## SUPPLIED DATA
* * *

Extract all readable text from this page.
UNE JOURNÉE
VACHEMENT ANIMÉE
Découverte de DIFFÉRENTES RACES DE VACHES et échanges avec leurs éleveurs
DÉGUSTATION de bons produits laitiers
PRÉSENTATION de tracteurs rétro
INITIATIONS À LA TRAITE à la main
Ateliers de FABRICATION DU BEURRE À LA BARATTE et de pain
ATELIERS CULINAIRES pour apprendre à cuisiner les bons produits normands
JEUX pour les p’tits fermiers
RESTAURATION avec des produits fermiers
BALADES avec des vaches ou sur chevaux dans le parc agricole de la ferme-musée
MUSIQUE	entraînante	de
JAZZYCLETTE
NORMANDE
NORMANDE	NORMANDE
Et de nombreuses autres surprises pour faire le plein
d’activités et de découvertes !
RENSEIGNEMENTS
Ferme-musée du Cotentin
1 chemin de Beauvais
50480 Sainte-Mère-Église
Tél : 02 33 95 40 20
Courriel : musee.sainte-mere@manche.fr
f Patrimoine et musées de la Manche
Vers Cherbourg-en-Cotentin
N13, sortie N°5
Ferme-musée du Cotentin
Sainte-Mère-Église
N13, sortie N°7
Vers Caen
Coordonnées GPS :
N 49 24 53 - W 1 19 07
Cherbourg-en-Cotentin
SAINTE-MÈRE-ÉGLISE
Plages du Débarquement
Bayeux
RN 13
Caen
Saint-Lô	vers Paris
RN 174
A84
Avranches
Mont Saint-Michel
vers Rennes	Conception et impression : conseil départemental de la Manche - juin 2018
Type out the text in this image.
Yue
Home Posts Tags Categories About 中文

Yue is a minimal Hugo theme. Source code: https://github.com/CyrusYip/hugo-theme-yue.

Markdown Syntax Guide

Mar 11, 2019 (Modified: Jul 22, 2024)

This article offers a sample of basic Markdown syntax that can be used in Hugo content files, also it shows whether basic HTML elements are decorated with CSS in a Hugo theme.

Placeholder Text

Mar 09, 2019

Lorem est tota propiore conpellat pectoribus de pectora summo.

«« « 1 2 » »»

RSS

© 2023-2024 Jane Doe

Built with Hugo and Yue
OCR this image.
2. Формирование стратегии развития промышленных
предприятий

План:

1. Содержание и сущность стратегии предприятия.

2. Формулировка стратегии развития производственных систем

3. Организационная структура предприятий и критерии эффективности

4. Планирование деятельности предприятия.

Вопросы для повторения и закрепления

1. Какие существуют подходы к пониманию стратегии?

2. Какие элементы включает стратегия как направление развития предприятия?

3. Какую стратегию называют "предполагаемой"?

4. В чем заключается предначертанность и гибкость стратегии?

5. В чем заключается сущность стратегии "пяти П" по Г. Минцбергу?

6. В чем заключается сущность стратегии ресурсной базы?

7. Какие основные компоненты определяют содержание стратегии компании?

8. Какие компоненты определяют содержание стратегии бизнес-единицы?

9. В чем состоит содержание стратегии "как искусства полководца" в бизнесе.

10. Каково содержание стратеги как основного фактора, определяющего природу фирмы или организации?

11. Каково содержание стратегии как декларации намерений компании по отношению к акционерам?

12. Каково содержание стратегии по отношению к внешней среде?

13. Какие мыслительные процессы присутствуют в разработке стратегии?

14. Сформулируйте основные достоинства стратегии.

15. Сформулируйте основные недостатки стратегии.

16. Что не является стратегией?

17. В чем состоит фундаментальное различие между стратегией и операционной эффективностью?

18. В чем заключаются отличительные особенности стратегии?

* * *

## WHAT THE TASK ASKS
Copy the lines from the entries above in which the word "Hugo" appears.

## OUTPUT
Yue is a minimal Hugo theme. Source code: https://github.com/CyrusYip/hugo-theme-yue.
This article offers a sample of basic Markdown syntax that can be used in Hugo content files, also it shows whether basic HTML elements are decorated with CSS in a Hugo theme.
Built with Hugo and Yue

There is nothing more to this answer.